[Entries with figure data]

****************

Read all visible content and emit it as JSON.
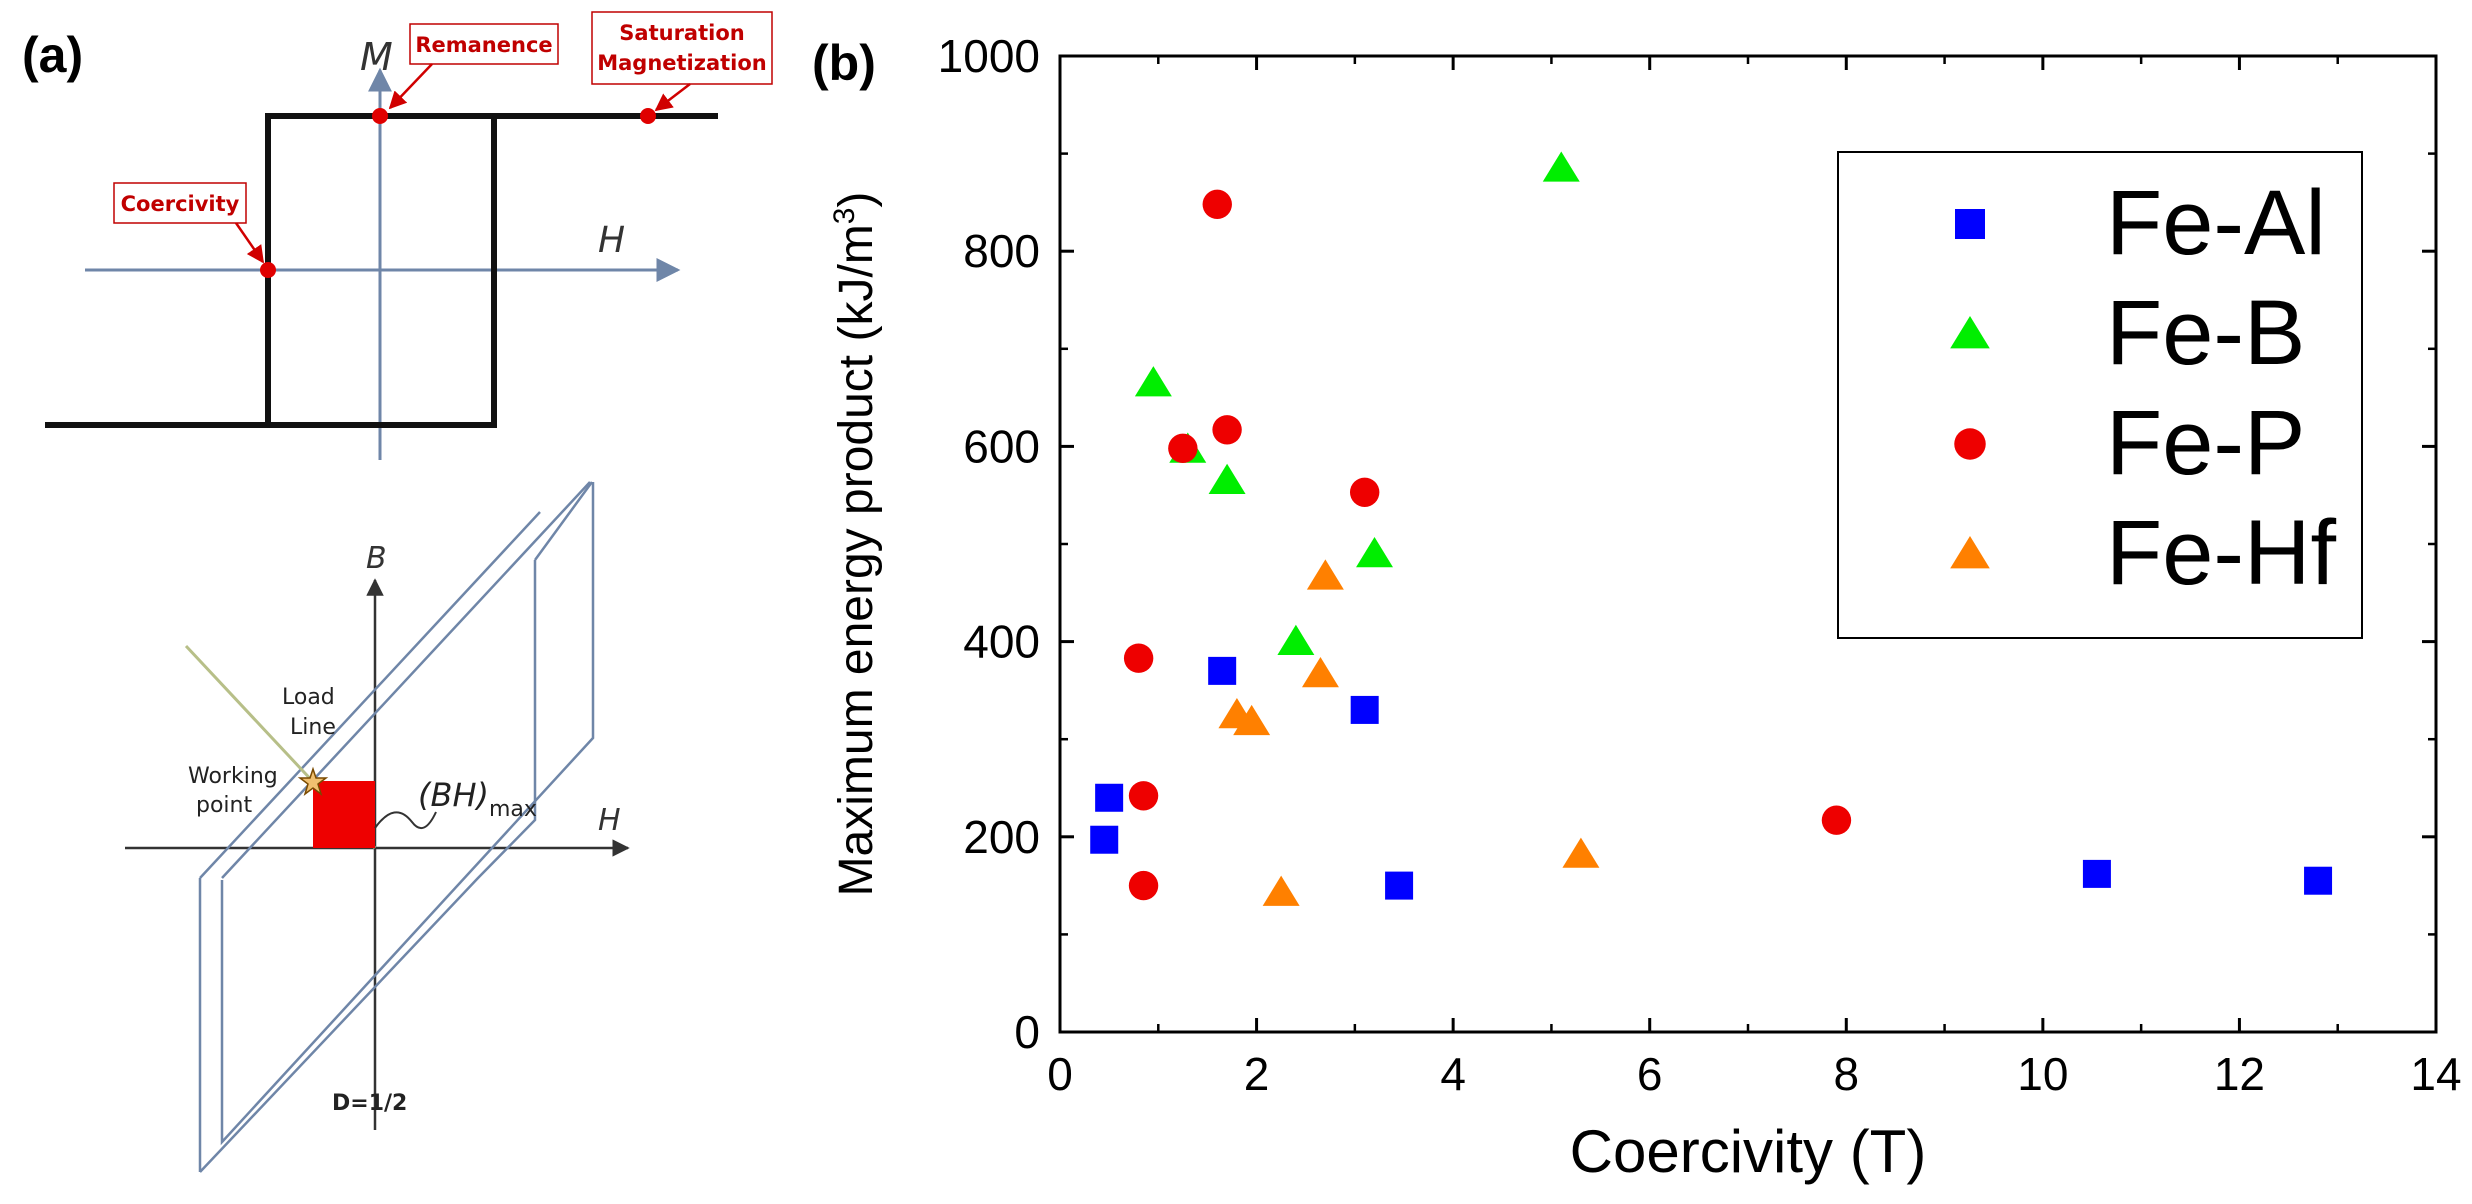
{
  "panel_a": {
    "label": "(a)",
    "hysteresis": {
      "axis_m": "M",
      "axis_h": "H",
      "callouts": {
        "remanence": "Remanence",
        "saturation_line1": "Saturation",
        "saturation_line2": "Magnetization",
        "coercivity": "Coercivity"
      }
    },
    "bh_loop": {
      "axis_b": "B",
      "axis_h": "H",
      "load_line_1": "Load",
      "load_line_2": "Line",
      "working_point_1": "Working",
      "working_point_2": "point",
      "bh_main": "(BH)",
      "bh_sub": "max",
      "demag": "D=1/2"
    }
  },
  "panel_b": {
    "label": "(b)"
  },
  "colors": {
    "Fe-Al": "#0000ff",
    "Fe-B": "#00ee00",
    "Fe-P": "#ee0000",
    "Fe-Hf": "#ff8000",
    "diagram_blue": "#6f86a8",
    "callout_red": "#c00000"
  },
  "chart_data": {
    "type": "scatter",
    "xlabel": "Coercivity (T)",
    "ylabel": "Maximum energy product (kJ/m",
    "ylabel_sup": "3",
    "ylabel_end": ")",
    "xlim": [
      0,
      14
    ],
    "ylim": [
      0,
      1000
    ],
    "xticks": [
      0,
      2,
      4,
      6,
      8,
      10,
      12,
      14
    ],
    "yticks": [
      0,
      200,
      400,
      600,
      800,
      1000
    ],
    "legend_position": "upper-right",
    "series": [
      {
        "name": "Fe-Al",
        "marker": "square",
        "points": [
          [
            0.45,
            197
          ],
          [
            0.5,
            240
          ],
          [
            1.65,
            370
          ],
          [
            3.1,
            330
          ],
          [
            3.45,
            150
          ],
          [
            10.55,
            162
          ],
          [
            12.8,
            155
          ]
        ]
      },
      {
        "name": "Fe-B",
        "marker": "triangle",
        "points": [
          [
            0.95,
            665
          ],
          [
            1.3,
            597
          ],
          [
            1.7,
            565
          ],
          [
            2.4,
            400
          ],
          [
            3.2,
            490
          ],
          [
            5.1,
            885
          ]
        ]
      },
      {
        "name": "Fe-P",
        "marker": "circle",
        "points": [
          [
            1.6,
            848
          ],
          [
            1.25,
            598
          ],
          [
            1.7,
            617
          ],
          [
            0.8,
            383
          ],
          [
            3.1,
            553
          ],
          [
            0.85,
            242
          ],
          [
            0.85,
            150
          ],
          [
            7.9,
            217
          ]
        ]
      },
      {
        "name": "Fe-Hf",
        "marker": "triangle",
        "points": [
          [
            2.7,
            467
          ],
          [
            2.65,
            367
          ],
          [
            1.8,
            325
          ],
          [
            1.95,
            318
          ],
          [
            2.25,
            143
          ],
          [
            5.3,
            182
          ]
        ]
      }
    ]
  }
}
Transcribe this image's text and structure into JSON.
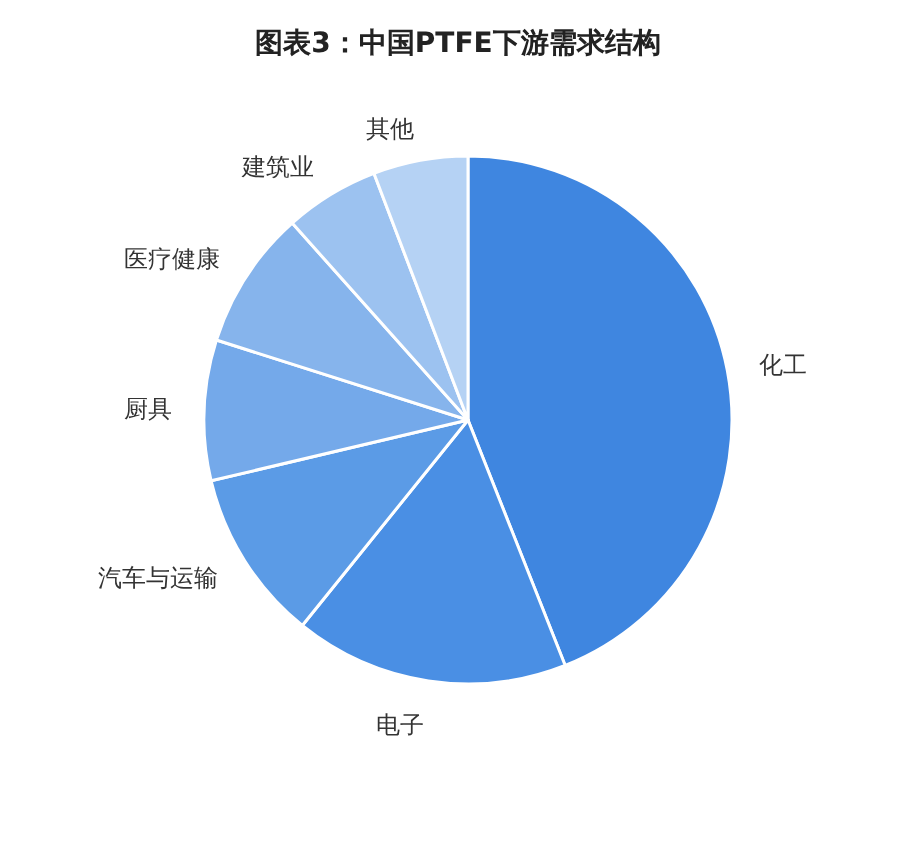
{
  "chart_data": {
    "type": "pie",
    "title": "图表3：中国PTFE下游需求结构",
    "categories": [
      "化工",
      "电子",
      "汽车与运输",
      "厨具",
      "医疗健康",
      "建筑业",
      "其他"
    ],
    "values": [
      44,
      16.8,
      10.5,
      8.6,
      8.5,
      5.8,
      5.8
    ],
    "colors": [
      "#3f86e0",
      "#4a8fe4",
      "#5b9be6",
      "#74a9ea",
      "#86b4ec",
      "#9cc2f0",
      "#b5d2f4"
    ]
  }
}
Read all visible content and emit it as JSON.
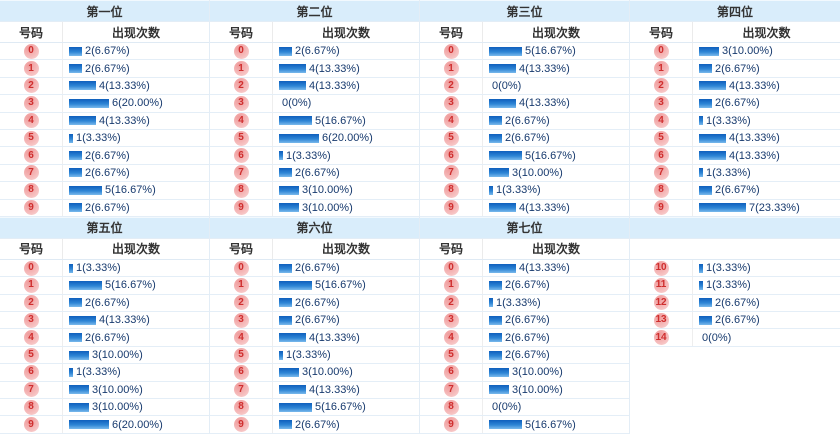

****************

- [Problem to solve]
Print all of the entries word for word. Skip any images they contain.

- [Answer to the exercise]
Read all visible content and emit it as JSON.
{
  "panel_a": {
    "label": "(a)",
    "hysteresis": {
      "axis_m": "M",
      "axis_h": "H",
      "callouts": {
        "remanence": "Remanence",
        "saturation_line1": "Saturation",
        "saturation_line2": "Magnetization",
        "coercivity": "Coercivity"
      }
    },
    "bh_loop": {
      "axis_b": "B",
      "axis_h": "H",
      "load_line_1": "Load",
      "load_line_2": "Line",
      "working_point_1": "Working",
      "working_point_2": "point",
      "bh_main": "(BH)",
      "bh_sub": "max",
      "demag": "D=1/2"
    }
  },
  "panel_b": {
    "label": "(b)"
  },
  "colors": {
    "Fe-Al": "#0000ff",
    "Fe-B": "#00ee00",
    "Fe-P": "#ee0000",
    "Fe-Hf": "#ff8000",
    "diagram_blue": "#6f86a8",
    "callout_red": "#c00000"
  },
  "chart_data": {
    "type": "scatter",
    "xlabel": "Coercivity (T)",
    "ylabel": "Maximum energy product (kJ/m",
    "ylabel_sup": "3",
    "ylabel_end": ")",
    "xlim": [
      0,
      14
    ],
    "ylim": [
      0,
      1000
    ],
    "xticks": [
      0,
      2,
      4,
      6,
      8,
      10,
      12,
      14
    ],
    "yticks": [
      0,
      200,
      400,
      600,
      800,
      1000
    ],
    "legend_position": "upper-right",
    "series": [
      {
        "name": "Fe-Al",
        "marker": "square",
        "points": [
          [
            0.45,
            197
          ],
          [
            0.5,
            240
          ],
          [
            1.65,
            370
          ],
          [
            3.1,
            330
          ],
          [
            3.45,
            150
          ],
          [
            10.55,
            162
          ],
          [
            12.8,
            155
          ]
        ]
      },
      {
        "name": "Fe-B",
        "marker": "triangle",
        "points": [
          [
            0.95,
            665
          ],
          [
            1.3,
            597
          ],
          [
            1.7,
            565
          ],
          [
            2.4,
            400
          ],
          [
            3.2,
            490
          ],
          [
            5.1,
            885
          ]
        ]
      },
      {
        "name": "Fe-P",
        "marker": "circle",
        "points": [
          [
            1.6,
            848
          ],
          [
            1.25,
            598
          ],
          [
            1.7,
            617
          ],
          [
            0.8,
            383
          ],
          [
            3.1,
            553
          ],
          [
            0.85,
            242
          ],
          [
            0.85,
            150
          ],
          [
            7.9,
            217
          ]
        ]
      },
      {
        "name": "Fe-Hf",
        "marker": "triangle",
        "points": [
          [
            2.7,
            467
          ],
          [
            2.65,
            367
          ],
          [
            1.8,
            325
          ],
          [
            1.95,
            318
          ],
          [
            2.25,
            143
          ],
          [
            5.3,
            182
          ]
        ]
      }
    ]
  }
}
Transcribe this image's text and structure into JSON.
{
  "chart_data": {
    "type": "pie",
    "title": "图表3：中国PTFE下游需求结构",
    "categories": [
      "化工",
      "电子",
      "汽车与运输",
      "厨具",
      "医疗健康",
      "建筑业",
      "其他"
    ],
    "values": [
      44,
      16.8,
      10.5,
      8.6,
      8.5,
      5.8,
      5.8
    ],
    "colors": [
      "#3f86e0",
      "#4a8fe4",
      "#5b9be6",
      "#74a9ea",
      "#86b4ec",
      "#9cc2f0",
      "#b5d2f4"
    ]
  }
}
Read all visible content and emit it as JSON.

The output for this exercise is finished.